> **EXERCISE OBJECTIVE**
An exact reproduction of the records is required, with all images left out.

>> begin RECORD EXCERPTS

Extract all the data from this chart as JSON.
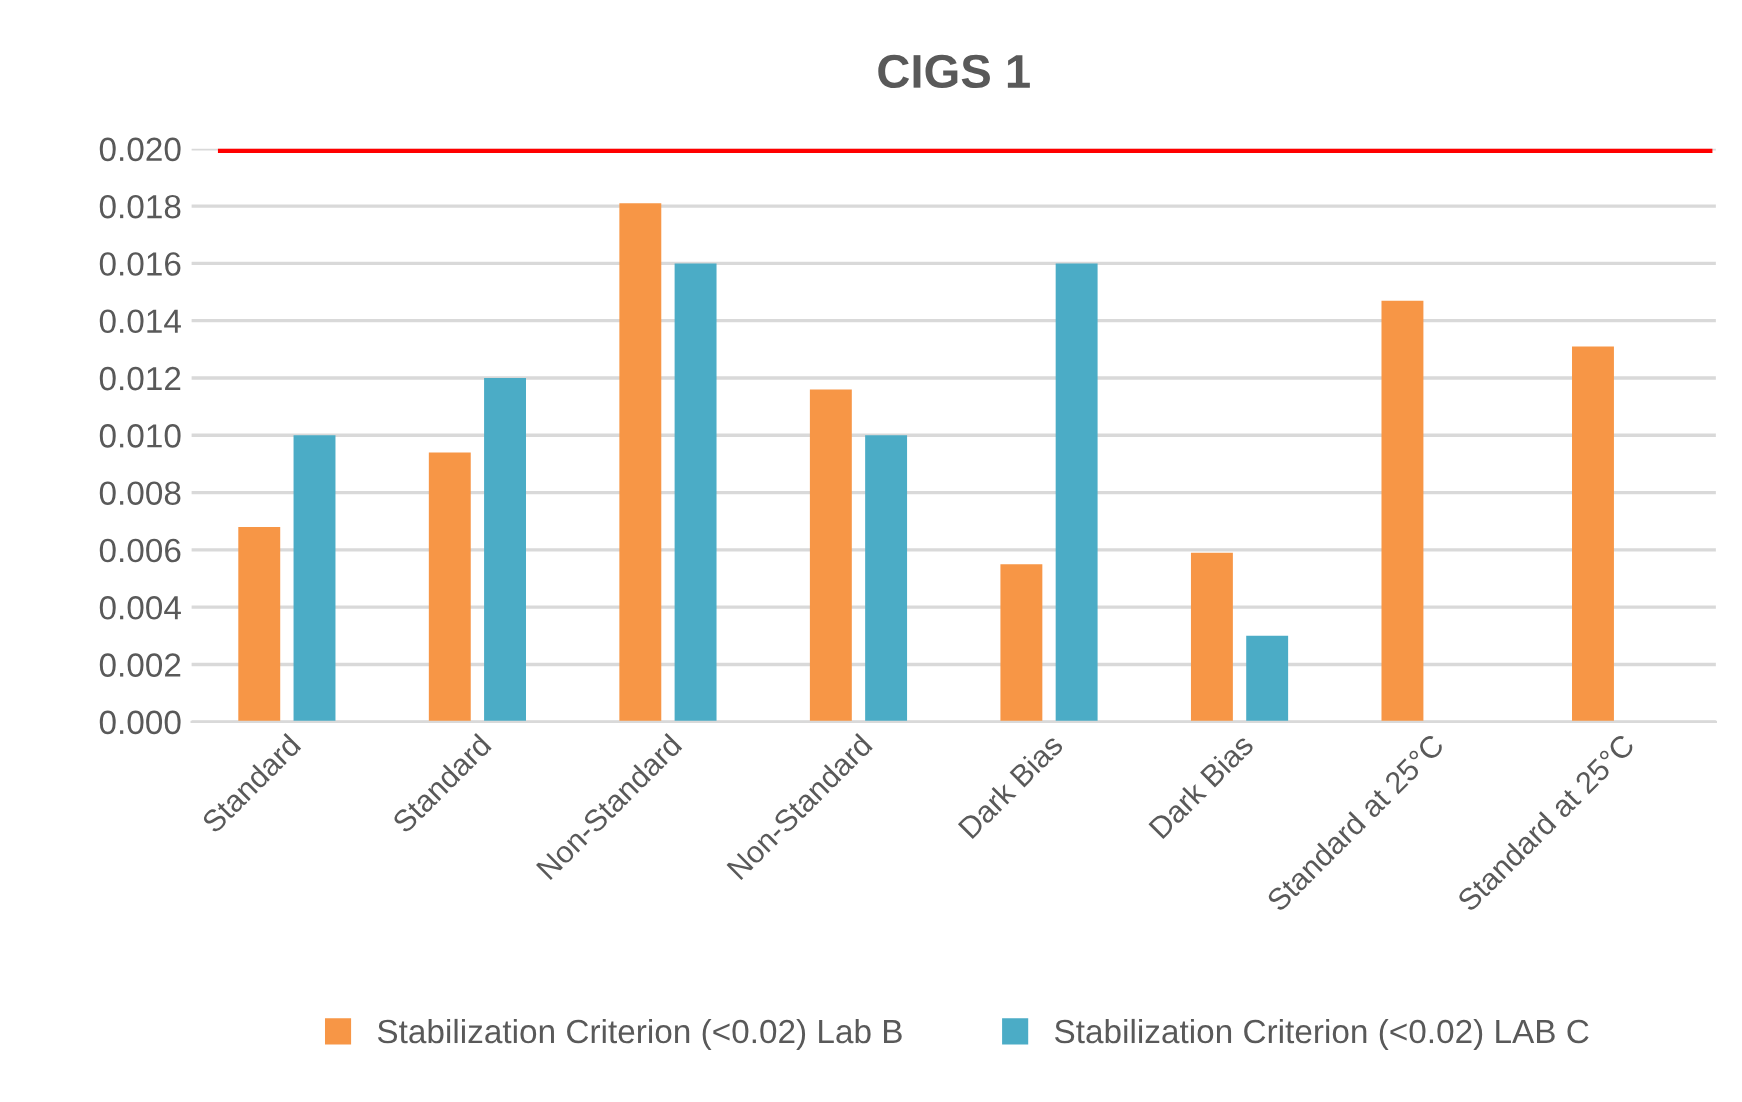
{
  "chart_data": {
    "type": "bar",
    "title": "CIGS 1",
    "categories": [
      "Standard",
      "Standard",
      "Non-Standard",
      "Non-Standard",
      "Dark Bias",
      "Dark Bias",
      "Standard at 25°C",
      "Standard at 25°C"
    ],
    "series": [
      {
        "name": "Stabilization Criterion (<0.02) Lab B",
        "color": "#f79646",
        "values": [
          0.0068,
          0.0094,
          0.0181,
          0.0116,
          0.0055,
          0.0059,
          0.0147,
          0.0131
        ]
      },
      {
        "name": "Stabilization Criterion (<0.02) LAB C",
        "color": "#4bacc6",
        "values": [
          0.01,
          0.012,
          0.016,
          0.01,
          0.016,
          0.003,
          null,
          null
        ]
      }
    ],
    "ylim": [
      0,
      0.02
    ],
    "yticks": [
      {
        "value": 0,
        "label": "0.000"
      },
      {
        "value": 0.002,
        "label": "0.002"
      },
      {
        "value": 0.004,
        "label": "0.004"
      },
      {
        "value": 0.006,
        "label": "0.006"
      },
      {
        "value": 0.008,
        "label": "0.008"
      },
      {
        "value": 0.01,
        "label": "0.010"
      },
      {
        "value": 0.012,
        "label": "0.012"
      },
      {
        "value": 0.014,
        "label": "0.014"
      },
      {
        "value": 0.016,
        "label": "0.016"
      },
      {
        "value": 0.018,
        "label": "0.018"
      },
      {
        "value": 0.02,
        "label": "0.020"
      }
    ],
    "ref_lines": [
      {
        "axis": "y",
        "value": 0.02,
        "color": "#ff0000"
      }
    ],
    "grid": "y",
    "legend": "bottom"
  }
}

>> end RECORD EXCERPTS

> **ANSWER TO THIS TASK**
Extract all the data from this chart as JSON.
{
  "chart_data": {
    "type": "bar",
    "title": "CIGS 1",
    "categories": [
      "Standard",
      "Standard",
      "Non-Standard",
      "Non-Standard",
      "Dark Bias",
      "Dark Bias",
      "Standard at 25°C",
      "Standard at 25°C"
    ],
    "series": [
      {
        "name": "Stabilization Criterion (<0.02) Lab B",
        "color": "#f79646",
        "values": [
          0.0068,
          0.0094,
          0.0181,
          0.0116,
          0.0055,
          0.0059,
          0.0147,
          0.0131
        ]
      },
      {
        "name": "Stabilization Criterion (<0.02) LAB C",
        "color": "#4bacc6",
        "values": [
          0.01,
          0.012,
          0.016,
          0.01,
          0.016,
          0.003,
          null,
          null
        ]
      }
    ],
    "ylim": [
      0,
      0.02
    ],
    "yticks": [
      {
        "value": 0,
        "label": "0.000"
      },
      {
        "value": 0.002,
        "label": "0.002"
      },
      {
        "value": 0.004,
        "label": "0.004"
      },
      {
        "value": 0.006,
        "label": "0.006"
      },
      {
        "value": 0.008,
        "label": "0.008"
      },
      {
        "value": 0.01,
        "label": "0.010"
      },
      {
        "value": 0.012,
        "label": "0.012"
      },
      {
        "value": 0.014,
        "label": "0.014"
      },
      {
        "value": 0.016,
        "label": "0.016"
      },
      {
        "value": 0.018,
        "label": "0.018"
      },
      {
        "value": 0.02,
        "label": "0.020"
      }
    ],
    "ref_lines": [
      {
        "axis": "y",
        "value": 0.02,
        "color": "#ff0000"
      }
    ],
    "grid": "y",
    "legend": "bottom"
  }
}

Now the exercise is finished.